(Dataset listings of figures)
|---|

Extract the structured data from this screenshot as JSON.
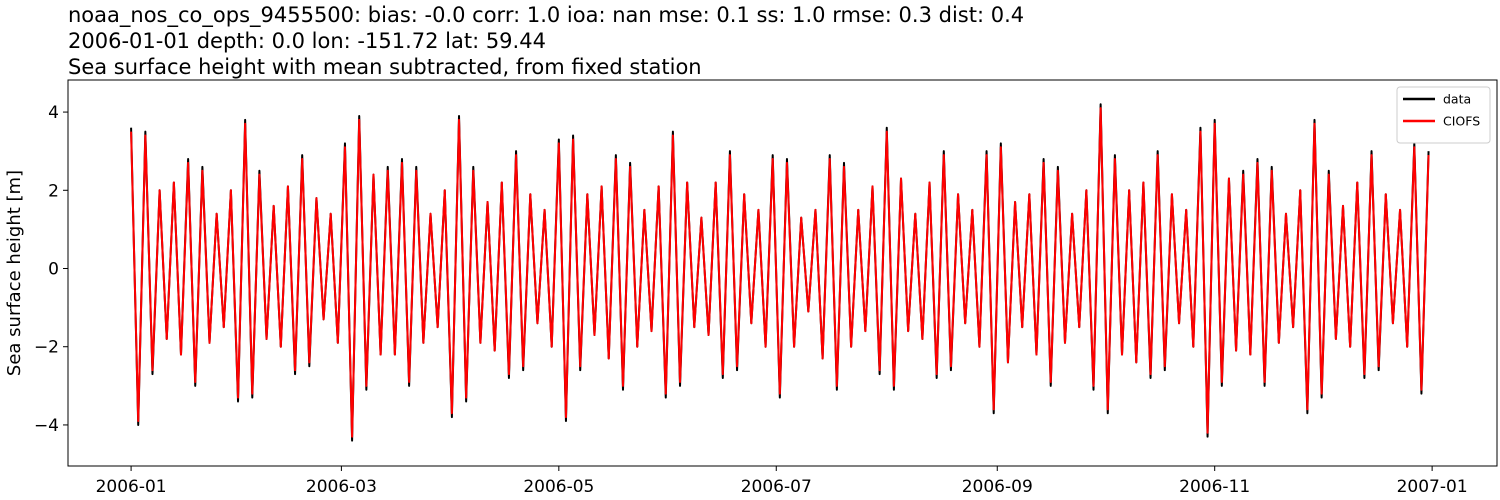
{
  "chart_data": {
    "type": "line",
    "title": [
      "noaa_nos_co_ops_9455500: bias: -0.0  corr: 1.0  ioa: nan  mse: 0.1  ss: 1.0  rmse: 0.3  dist: 0.4",
      "2006-01-01 depth: 0.0 lon: -151.72 lat: 59.44",
      "Sea surface height with mean subtracted, from fixed station"
    ],
    "y_label": "Sea surface height [m]",
    "x": [
      0,
      2,
      4,
      6,
      8,
      10,
      12,
      14,
      16,
      18,
      20,
      22,
      24,
      26,
      28,
      30,
      32,
      34,
      36,
      38,
      40,
      42,
      44,
      46,
      48,
      50,
      52,
      54,
      56,
      58,
      60,
      62,
      64,
      66,
      68,
      70,
      72,
      74,
      76,
      78,
      80,
      82,
      84,
      86,
      88,
      90,
      92,
      94,
      96,
      98,
      100,
      102,
      104,
      106,
      108,
      110,
      112,
      114,
      116,
      118,
      120,
      122,
      124,
      126,
      128,
      130,
      132,
      134,
      136,
      138,
      140,
      142,
      144,
      146,
      148,
      150,
      152,
      154,
      156,
      158,
      160,
      162,
      164,
      166,
      168,
      170,
      172,
      174,
      176,
      178,
      180,
      182,
      184,
      186,
      188,
      190,
      192,
      194,
      196,
      198,
      200,
      202,
      204,
      206,
      208,
      210,
      212,
      214,
      216,
      218,
      220,
      222,
      224,
      226,
      228,
      230,
      232,
      234,
      236,
      238,
      240,
      242,
      244,
      246,
      248,
      250,
      252,
      254,
      256,
      258,
      260,
      262,
      264,
      266,
      268,
      270,
      272,
      274,
      276,
      278,
      280,
      282,
      284,
      286,
      288,
      290,
      292,
      294,
      296,
      298,
      300,
      302,
      304,
      306,
      308,
      310,
      312,
      314,
      316,
      318,
      320,
      322,
      324,
      326,
      328,
      330,
      332,
      334,
      336,
      338,
      340,
      342,
      344,
      346,
      348,
      350,
      352,
      354,
      356,
      358,
      360,
      362,
      364
    ],
    "series": [
      {
        "name": "data",
        "color": "#000000",
        "values": [
          3.6,
          -4.0,
          3.5,
          -2.7,
          2.0,
          -1.8,
          2.2,
          -2.2,
          2.8,
          -3.0,
          2.6,
          -1.9,
          1.4,
          -1.5,
          2.0,
          -3.4,
          3.8,
          -3.3,
          2.5,
          -1.8,
          1.6,
          -2.0,
          2.1,
          -2.7,
          2.9,
          -2.5,
          1.8,
          -1.3,
          1.4,
          -1.9,
          3.2,
          -4.4,
          3.9,
          -3.1,
          2.4,
          -2.2,
          2.6,
          -2.2,
          2.8,
          -3.0,
          2.6,
          -1.9,
          1.4,
          -1.5,
          2.0,
          -3.8,
          3.9,
          -3.4,
          2.6,
          -1.9,
          1.7,
          -2.1,
          2.2,
          -2.8,
          3.0,
          -2.6,
          1.9,
          -1.4,
          1.5,
          -2.0,
          3.3,
          -3.9,
          3.4,
          -2.6,
          1.9,
          -1.7,
          2.1,
          -2.3,
          2.9,
          -3.1,
          2.7,
          -2.0,
          1.5,
          -1.6,
          2.1,
          -3.3,
          3.5,
          -3.0,
          2.2,
          -1.5,
          1.3,
          -1.7,
          2.2,
          -2.8,
          3.0,
          -2.6,
          1.9,
          -1.4,
          1.5,
          -2.0,
          2.9,
          -3.3,
          2.8,
          -2.0,
          1.3,
          -1.1,
          1.5,
          -2.3,
          2.9,
          -3.1,
          2.7,
          -2.0,
          1.5,
          -1.6,
          2.1,
          -2.7,
          3.6,
          -3.1,
          2.3,
          -1.6,
          1.4,
          -1.8,
          2.2,
          -2.8,
          3.0,
          -2.6,
          1.9,
          -1.4,
          1.5,
          -2.0,
          3.0,
          -3.7,
          3.2,
          -2.4,
          1.7,
          -1.5,
          1.9,
          -2.2,
          2.8,
          -3.0,
          2.6,
          -1.9,
          1.4,
          -1.5,
          2.0,
          -3.1,
          4.2,
          -3.7,
          2.9,
          -2.2,
          2.0,
          -2.4,
          2.2,
          -2.8,
          3.0,
          -2.6,
          1.9,
          -1.4,
          1.5,
          -2.0,
          3.6,
          -4.3,
          3.8,
          -3.0,
          2.3,
          -2.1,
          2.5,
          -2.2,
          2.8,
          -3.0,
          2.6,
          -1.9,
          1.4,
          -1.5,
          2.0,
          -3.7,
          3.8,
          -3.3,
          2.5,
          -1.8,
          1.6,
          -2.0,
          2.2,
          -2.8,
          3.0,
          -2.6,
          1.9,
          -1.4,
          1.5,
          -2.0,
          3.2,
          -3.2,
          3.0
        ]
      },
      {
        "name": "CIOFS",
        "color": "#ff0000",
        "values": [
          3.5,
          -3.9,
          3.4,
          -2.6,
          2.0,
          -1.8,
          2.2,
          -2.2,
          2.7,
          -2.9,
          2.5,
          -1.9,
          1.4,
          -1.5,
          2.0,
          -3.3,
          3.7,
          -3.2,
          2.4,
          -1.8,
          1.6,
          -2.0,
          2.1,
          -2.6,
          2.8,
          -2.4,
          1.8,
          -1.3,
          1.4,
          -1.9,
          3.1,
          -4.3,
          3.8,
          -3.0,
          2.4,
          -2.2,
          2.5,
          -2.2,
          2.7,
          -2.9,
          2.5,
          -1.9,
          1.4,
          -1.5,
          2.0,
          -3.7,
          3.8,
          -3.3,
          2.5,
          -1.9,
          1.7,
          -2.1,
          2.2,
          -2.7,
          2.9,
          -2.5,
          1.9,
          -1.4,
          1.5,
          -2.0,
          3.2,
          -3.8,
          3.3,
          -2.5,
          1.9,
          -1.7,
          2.1,
          -2.3,
          2.8,
          -3.0,
          2.6,
          -2.0,
          1.5,
          -1.6,
          2.1,
          -3.2,
          3.4,
          -2.9,
          2.2,
          -1.5,
          1.3,
          -1.7,
          2.2,
          -2.7,
          2.9,
          -2.5,
          1.9,
          -1.4,
          1.5,
          -2.0,
          2.8,
          -3.2,
          2.7,
          -2.0,
          1.3,
          -1.1,
          1.5,
          -2.3,
          2.8,
          -3.0,
          2.6,
          -2.0,
          1.5,
          -1.6,
          2.1,
          -2.6,
          3.5,
          -3.0,
          2.3,
          -1.6,
          1.4,
          -1.8,
          2.2,
          -2.7,
          2.9,
          -2.5,
          1.9,
          -1.4,
          1.5,
          -2.0,
          2.9,
          -3.6,
          3.1,
          -2.4,
          1.7,
          -1.5,
          1.9,
          -2.2,
          2.7,
          -2.9,
          2.5,
          -1.9,
          1.4,
          -1.5,
          2.0,
          -3.0,
          4.1,
          -3.6,
          2.8,
          -2.2,
          2.0,
          -2.4,
          2.2,
          -2.7,
          2.9,
          -2.5,
          1.9,
          -1.4,
          1.5,
          -2.0,
          3.5,
          -4.2,
          3.7,
          -2.9,
          2.3,
          -2.1,
          2.4,
          -2.2,
          2.7,
          -2.9,
          2.5,
          -1.9,
          1.4,
          -1.5,
          2.0,
          -3.6,
          3.7,
          -3.2,
          2.4,
          -1.8,
          1.6,
          -2.0,
          2.2,
          -2.7,
          2.9,
          -2.5,
          1.9,
          -1.4,
          1.5,
          -2.0,
          3.1,
          -3.1,
          2.9
        ]
      }
    ],
    "xlim": [
      -17.7,
      383.2
    ],
    "xticks": [
      {
        "value": 0,
        "label": "2006-01"
      },
      {
        "value": 59,
        "label": "2006-03"
      },
      {
        "value": 120,
        "label": "2006-05"
      },
      {
        "value": 181,
        "label": "2006-07"
      },
      {
        "value": 243,
        "label": "2006-09"
      },
      {
        "value": 304,
        "label": "2006-11"
      },
      {
        "value": 365,
        "label": "2007-01"
      }
    ],
    "ylim": [
      -5.05,
      4.82
    ],
    "yticks": [
      {
        "value": -4,
        "label": "−4"
      },
      {
        "value": -2,
        "label": "−2"
      },
      0,
      2,
      4
    ],
    "legend": "upper right",
    "grid": false
  }
}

|---|

_What you have to do:_
Take every line from the records above that has the word "surface" and copy it.

_Right answer:_
      "Sea surface height with mean subtracted, from fixed station"
    "y_label": "Sea surface height [m]",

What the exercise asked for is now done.